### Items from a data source
══════════
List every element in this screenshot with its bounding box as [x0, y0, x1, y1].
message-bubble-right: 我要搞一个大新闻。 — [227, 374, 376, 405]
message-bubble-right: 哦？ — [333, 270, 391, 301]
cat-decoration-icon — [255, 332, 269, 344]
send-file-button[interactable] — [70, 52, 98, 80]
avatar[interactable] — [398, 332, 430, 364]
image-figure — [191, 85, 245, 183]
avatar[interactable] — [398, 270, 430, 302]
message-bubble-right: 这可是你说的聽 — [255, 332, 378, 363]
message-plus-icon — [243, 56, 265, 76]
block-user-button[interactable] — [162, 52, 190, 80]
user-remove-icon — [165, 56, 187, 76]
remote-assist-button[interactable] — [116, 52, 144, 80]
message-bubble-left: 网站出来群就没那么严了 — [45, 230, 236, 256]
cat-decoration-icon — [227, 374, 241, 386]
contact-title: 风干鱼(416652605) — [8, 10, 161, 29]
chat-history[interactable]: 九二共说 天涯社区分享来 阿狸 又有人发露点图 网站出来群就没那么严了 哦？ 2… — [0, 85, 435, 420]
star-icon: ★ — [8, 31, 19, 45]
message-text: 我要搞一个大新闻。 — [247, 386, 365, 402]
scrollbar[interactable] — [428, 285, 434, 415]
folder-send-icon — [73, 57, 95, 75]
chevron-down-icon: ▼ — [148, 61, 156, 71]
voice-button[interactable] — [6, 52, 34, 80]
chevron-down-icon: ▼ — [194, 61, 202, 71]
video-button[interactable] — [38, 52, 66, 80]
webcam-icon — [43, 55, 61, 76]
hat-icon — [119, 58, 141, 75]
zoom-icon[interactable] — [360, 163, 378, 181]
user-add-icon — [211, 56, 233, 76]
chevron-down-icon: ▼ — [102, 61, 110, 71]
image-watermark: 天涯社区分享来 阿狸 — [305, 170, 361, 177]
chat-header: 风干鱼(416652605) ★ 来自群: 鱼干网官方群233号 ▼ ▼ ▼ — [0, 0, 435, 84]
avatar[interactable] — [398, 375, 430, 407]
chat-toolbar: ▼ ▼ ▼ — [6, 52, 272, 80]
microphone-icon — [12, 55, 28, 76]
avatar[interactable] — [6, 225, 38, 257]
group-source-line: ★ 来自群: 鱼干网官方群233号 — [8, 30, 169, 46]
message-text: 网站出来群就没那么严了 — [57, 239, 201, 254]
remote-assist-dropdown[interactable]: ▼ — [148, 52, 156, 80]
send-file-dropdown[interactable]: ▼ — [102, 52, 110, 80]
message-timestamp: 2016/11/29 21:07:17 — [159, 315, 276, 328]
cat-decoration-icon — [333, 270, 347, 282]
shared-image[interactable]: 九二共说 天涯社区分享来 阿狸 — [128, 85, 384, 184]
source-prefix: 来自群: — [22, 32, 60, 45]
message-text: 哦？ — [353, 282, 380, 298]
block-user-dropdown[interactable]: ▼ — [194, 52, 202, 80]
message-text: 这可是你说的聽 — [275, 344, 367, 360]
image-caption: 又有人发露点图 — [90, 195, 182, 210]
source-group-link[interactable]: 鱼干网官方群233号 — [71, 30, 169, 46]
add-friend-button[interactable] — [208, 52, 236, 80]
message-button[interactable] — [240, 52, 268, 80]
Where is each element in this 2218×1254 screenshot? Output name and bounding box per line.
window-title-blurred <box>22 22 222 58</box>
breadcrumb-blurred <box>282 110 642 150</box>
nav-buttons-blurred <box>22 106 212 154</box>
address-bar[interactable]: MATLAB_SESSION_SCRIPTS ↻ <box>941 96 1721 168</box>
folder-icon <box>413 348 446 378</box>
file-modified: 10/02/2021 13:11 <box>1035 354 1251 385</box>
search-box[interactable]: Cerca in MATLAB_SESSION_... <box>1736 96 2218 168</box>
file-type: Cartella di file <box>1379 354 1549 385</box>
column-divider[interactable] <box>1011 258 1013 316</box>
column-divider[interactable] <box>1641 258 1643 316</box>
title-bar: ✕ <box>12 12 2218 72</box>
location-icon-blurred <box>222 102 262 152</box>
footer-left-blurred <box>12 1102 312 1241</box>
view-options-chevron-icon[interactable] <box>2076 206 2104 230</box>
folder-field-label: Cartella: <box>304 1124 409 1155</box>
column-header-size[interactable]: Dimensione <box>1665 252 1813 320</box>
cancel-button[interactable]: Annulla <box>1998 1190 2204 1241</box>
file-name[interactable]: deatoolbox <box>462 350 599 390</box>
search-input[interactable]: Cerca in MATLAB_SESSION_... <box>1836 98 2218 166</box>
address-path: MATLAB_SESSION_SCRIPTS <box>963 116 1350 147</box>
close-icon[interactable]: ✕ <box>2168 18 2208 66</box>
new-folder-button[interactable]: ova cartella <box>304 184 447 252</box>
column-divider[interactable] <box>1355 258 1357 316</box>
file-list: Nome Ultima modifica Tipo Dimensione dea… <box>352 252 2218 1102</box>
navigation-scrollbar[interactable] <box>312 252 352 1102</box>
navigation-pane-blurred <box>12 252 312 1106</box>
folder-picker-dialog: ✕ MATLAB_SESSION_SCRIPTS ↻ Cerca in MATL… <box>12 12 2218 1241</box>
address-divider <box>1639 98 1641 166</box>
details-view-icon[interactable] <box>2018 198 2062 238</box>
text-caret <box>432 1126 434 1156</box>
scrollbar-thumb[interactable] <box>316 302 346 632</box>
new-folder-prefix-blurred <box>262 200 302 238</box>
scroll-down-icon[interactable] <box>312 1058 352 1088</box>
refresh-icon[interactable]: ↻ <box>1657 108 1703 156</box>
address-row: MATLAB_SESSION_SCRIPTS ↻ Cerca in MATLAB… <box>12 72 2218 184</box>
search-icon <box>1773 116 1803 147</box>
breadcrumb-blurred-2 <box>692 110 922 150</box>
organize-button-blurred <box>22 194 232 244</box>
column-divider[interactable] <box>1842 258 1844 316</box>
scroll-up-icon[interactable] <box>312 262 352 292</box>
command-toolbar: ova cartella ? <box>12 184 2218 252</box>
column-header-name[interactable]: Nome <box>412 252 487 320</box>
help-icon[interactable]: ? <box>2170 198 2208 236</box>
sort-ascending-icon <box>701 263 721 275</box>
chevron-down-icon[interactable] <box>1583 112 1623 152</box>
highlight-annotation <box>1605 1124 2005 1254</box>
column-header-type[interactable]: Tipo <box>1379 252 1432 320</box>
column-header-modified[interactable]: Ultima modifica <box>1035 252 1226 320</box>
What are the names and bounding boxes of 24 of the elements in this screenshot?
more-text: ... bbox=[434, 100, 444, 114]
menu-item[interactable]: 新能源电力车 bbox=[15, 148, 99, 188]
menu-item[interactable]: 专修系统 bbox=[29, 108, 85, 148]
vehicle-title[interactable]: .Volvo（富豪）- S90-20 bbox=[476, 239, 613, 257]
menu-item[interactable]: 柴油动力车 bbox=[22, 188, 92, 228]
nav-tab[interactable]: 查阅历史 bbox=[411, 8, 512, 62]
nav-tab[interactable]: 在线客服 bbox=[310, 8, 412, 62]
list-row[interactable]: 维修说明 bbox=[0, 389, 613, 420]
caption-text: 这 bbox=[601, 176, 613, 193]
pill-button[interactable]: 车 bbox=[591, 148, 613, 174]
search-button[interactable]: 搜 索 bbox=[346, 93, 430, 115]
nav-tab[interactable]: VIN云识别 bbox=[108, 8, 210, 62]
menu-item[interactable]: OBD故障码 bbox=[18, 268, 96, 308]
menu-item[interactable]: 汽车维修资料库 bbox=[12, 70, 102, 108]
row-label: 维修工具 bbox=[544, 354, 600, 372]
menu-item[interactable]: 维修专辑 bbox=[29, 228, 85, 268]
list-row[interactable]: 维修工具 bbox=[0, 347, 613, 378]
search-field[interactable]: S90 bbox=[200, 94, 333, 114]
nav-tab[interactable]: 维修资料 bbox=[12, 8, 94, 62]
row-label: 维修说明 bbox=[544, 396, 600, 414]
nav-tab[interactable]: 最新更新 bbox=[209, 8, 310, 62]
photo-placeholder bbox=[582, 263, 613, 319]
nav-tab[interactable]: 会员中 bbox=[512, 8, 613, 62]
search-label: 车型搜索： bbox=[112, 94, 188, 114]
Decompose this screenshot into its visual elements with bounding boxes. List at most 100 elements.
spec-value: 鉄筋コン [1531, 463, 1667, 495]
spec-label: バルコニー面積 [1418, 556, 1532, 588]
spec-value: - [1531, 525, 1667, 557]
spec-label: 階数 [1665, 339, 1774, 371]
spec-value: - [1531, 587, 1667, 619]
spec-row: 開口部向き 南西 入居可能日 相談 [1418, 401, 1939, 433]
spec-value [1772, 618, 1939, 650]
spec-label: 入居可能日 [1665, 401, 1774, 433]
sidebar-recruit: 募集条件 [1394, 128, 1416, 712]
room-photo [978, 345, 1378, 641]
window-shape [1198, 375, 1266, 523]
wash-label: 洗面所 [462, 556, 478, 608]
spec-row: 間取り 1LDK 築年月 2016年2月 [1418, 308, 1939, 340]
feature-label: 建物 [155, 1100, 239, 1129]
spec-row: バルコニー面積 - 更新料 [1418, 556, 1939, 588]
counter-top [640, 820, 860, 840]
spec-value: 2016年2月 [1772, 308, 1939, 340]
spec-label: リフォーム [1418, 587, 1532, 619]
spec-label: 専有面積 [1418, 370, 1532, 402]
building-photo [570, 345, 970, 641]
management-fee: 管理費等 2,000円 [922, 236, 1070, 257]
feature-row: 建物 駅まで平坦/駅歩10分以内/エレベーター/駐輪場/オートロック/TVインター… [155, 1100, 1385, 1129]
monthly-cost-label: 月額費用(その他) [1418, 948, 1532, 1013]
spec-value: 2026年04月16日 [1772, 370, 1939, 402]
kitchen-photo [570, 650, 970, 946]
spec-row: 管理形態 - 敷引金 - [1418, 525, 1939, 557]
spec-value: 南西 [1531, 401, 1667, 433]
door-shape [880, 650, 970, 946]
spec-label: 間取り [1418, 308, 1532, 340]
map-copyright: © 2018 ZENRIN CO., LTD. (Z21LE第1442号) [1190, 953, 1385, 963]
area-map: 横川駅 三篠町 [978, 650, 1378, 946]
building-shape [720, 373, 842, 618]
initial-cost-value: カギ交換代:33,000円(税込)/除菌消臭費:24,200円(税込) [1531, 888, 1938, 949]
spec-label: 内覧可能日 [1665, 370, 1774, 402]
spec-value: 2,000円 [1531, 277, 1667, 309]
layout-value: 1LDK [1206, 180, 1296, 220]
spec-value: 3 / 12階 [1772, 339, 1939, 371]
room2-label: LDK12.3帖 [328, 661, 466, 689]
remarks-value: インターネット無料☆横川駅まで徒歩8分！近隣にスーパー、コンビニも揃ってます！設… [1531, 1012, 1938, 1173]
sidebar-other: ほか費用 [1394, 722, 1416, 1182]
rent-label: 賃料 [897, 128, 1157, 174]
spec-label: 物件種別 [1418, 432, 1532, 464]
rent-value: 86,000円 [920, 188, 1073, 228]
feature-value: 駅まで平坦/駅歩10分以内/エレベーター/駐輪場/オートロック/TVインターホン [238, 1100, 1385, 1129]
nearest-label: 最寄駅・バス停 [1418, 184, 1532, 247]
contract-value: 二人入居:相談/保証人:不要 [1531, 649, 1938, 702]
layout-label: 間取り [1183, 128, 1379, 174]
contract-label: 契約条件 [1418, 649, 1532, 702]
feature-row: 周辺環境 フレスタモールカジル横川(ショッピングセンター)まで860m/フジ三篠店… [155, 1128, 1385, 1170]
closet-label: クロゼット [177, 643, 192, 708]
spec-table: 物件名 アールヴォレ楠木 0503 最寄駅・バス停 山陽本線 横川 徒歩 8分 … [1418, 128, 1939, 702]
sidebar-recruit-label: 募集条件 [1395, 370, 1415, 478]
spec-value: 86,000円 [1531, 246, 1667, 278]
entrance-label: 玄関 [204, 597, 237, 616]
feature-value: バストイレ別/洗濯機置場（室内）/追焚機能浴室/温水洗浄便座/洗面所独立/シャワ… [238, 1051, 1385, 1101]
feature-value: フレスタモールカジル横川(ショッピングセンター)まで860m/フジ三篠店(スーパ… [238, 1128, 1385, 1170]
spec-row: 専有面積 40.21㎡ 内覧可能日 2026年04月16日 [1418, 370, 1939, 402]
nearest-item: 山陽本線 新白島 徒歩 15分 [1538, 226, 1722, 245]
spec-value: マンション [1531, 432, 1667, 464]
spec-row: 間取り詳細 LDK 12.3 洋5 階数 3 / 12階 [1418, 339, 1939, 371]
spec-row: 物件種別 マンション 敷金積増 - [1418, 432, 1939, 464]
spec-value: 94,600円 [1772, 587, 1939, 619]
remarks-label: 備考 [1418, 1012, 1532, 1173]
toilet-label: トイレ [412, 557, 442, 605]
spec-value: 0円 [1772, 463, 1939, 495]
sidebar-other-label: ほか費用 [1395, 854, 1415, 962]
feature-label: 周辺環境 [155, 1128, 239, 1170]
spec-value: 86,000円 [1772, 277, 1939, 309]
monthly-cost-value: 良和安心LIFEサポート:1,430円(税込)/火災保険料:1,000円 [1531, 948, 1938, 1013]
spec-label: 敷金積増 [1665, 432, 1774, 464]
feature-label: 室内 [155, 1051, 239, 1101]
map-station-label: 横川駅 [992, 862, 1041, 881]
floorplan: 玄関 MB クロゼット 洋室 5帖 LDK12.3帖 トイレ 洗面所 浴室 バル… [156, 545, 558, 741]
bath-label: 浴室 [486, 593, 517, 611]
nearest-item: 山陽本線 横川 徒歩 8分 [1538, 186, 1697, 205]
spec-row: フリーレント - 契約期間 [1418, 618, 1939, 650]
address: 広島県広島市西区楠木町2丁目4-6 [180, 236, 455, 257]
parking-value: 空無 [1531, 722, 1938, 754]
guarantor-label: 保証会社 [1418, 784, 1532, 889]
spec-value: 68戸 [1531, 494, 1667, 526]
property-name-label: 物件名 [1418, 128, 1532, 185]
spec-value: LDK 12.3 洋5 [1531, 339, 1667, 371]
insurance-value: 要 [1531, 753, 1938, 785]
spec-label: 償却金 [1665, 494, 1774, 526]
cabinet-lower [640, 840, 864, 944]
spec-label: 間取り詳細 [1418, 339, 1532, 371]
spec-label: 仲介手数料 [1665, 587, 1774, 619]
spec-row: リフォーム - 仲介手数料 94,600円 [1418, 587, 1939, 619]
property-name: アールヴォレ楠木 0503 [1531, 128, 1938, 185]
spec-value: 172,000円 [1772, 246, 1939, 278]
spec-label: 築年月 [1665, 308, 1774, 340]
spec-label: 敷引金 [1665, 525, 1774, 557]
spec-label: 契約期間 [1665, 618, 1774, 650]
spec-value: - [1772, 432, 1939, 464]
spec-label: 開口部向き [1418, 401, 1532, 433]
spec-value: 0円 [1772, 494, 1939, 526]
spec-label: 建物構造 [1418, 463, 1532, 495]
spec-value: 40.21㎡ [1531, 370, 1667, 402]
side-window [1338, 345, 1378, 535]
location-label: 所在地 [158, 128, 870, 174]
══════════
### Stated exercise
Edit the data from its first line through the line containing "cat-decoration-icon — [255, 332, 269, 344]", replacing "bounding box" with "enclosing rectangle" and keeping everything else the same.

### Solution for this task
List every element in this screenshot with its enclosing rectangle as [x0, y0, x1, y1].
message-bubble-right: 我要搞一个大新闻。 — [227, 374, 376, 405]
message-bubble-right: 哦？ — [333, 270, 391, 301]
cat-decoration-icon — [255, 332, 269, 344]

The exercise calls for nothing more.